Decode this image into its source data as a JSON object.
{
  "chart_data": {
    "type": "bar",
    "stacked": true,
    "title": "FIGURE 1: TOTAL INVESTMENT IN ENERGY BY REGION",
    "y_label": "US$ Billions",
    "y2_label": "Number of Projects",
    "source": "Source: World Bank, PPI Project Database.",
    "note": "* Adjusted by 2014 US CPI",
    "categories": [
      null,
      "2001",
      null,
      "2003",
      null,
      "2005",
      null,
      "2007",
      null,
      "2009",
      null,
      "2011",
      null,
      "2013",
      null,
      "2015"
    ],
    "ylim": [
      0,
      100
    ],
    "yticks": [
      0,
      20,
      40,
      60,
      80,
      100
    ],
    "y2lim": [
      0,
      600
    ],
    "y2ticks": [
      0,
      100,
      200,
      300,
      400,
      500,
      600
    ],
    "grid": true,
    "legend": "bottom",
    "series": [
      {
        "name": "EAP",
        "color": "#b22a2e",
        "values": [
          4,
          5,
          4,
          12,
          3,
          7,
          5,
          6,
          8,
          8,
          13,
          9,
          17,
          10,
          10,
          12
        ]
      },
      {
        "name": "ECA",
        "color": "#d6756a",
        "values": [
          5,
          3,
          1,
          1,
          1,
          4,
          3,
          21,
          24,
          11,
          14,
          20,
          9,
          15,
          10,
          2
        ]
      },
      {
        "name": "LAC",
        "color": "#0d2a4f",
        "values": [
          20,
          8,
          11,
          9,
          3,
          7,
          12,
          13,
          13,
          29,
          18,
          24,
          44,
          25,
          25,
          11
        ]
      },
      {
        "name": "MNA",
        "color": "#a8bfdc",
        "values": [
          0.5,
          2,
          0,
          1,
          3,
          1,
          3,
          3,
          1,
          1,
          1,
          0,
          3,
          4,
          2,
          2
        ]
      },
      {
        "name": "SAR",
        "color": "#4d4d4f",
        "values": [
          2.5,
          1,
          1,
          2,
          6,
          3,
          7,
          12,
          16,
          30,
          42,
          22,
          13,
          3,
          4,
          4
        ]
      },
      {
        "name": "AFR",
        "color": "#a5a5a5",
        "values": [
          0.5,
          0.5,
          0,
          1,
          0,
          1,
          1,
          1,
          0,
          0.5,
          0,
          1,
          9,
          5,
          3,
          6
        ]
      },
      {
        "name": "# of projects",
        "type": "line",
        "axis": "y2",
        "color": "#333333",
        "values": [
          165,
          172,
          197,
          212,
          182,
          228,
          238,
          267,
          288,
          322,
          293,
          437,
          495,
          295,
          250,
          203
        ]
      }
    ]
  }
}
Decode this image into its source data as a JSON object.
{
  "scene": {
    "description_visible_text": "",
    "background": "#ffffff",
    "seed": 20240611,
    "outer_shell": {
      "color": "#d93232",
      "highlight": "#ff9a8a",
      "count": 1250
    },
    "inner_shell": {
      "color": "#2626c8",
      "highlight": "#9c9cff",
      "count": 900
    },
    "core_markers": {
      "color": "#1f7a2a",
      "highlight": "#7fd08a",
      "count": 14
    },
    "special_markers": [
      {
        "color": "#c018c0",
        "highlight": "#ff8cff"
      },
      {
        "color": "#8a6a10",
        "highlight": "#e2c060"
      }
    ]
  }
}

====

### Problem description
Pick each line holding the word "name" out of the listing.

### Reply to the task
        "name": "EAP",
        "name": "ECA",
        "name": "LAC",
        "name": "MNA",
        "name": "SAR",
        "name": "AFR",
        "name": "# of projects",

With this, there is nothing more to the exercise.